Directions
Lines containing the string "underlying" are to be counted; report the number and nothing more.

※ ※ ※

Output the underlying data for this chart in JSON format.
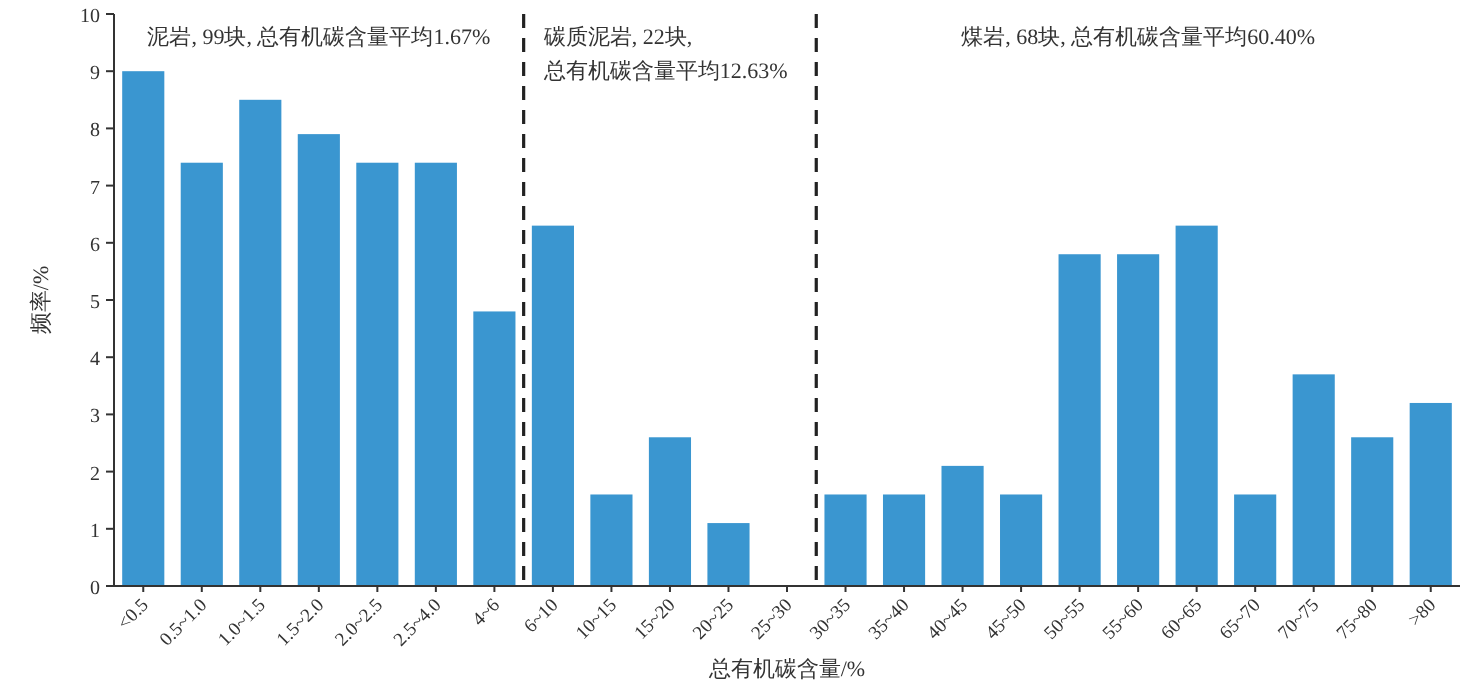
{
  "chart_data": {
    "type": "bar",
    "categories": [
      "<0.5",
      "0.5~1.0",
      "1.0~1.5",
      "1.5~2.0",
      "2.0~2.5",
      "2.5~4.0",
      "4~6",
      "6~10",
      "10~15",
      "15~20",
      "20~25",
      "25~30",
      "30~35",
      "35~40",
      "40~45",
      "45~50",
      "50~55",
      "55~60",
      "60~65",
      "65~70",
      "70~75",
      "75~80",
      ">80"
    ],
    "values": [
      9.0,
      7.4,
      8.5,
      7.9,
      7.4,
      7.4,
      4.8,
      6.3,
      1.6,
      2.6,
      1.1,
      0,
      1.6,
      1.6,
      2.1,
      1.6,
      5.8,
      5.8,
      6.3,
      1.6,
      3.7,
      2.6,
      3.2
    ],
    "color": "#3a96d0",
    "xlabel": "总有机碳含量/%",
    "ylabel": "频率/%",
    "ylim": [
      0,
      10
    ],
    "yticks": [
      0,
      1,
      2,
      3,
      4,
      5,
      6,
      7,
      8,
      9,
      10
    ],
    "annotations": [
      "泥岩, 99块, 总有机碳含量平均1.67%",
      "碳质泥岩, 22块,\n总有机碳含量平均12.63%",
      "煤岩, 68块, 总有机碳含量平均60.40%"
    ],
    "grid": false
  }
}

※ ※ ※

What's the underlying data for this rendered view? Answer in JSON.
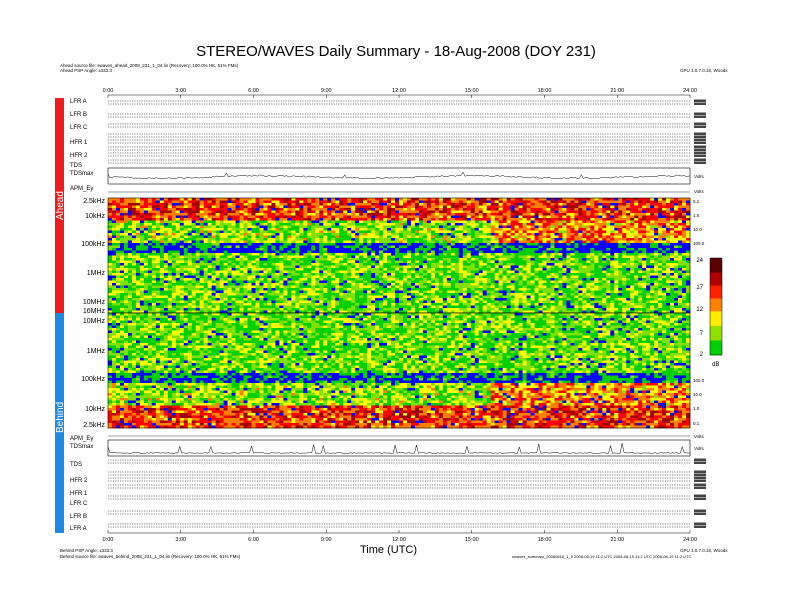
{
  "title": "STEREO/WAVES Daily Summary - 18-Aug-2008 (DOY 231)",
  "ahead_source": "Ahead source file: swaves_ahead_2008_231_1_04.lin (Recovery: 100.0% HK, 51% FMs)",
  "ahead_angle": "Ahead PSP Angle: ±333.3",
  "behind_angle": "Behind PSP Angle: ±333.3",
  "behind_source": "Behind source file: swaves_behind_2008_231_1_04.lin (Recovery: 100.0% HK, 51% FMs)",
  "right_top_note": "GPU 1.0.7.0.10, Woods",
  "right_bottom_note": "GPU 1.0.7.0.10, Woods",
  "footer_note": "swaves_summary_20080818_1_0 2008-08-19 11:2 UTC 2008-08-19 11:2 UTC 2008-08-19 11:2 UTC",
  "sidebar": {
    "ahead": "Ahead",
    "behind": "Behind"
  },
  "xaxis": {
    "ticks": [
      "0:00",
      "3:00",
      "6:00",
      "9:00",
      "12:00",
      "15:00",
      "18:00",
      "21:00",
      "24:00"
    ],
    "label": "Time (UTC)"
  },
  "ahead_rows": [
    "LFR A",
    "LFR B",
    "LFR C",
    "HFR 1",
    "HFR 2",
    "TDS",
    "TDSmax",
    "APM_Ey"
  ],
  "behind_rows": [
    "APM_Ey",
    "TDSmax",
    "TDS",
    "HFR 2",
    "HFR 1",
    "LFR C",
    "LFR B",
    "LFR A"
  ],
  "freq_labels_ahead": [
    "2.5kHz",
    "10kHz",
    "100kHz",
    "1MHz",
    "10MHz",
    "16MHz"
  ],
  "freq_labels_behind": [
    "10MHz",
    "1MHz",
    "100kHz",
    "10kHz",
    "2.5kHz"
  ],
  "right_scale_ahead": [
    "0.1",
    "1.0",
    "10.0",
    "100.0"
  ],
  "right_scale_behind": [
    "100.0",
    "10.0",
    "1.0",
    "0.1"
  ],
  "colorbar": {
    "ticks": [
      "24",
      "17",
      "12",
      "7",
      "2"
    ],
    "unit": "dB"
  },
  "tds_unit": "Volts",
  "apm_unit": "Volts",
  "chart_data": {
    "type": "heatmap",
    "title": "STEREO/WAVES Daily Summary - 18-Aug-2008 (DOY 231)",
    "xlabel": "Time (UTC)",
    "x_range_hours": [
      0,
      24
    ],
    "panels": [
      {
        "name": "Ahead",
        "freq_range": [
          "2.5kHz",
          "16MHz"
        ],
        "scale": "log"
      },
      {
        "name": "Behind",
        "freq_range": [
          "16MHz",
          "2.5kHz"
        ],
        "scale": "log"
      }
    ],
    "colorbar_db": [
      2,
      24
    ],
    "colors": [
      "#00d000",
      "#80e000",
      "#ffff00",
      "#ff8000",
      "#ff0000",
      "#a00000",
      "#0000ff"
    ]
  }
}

※ ※ ※

Output of the exercise
2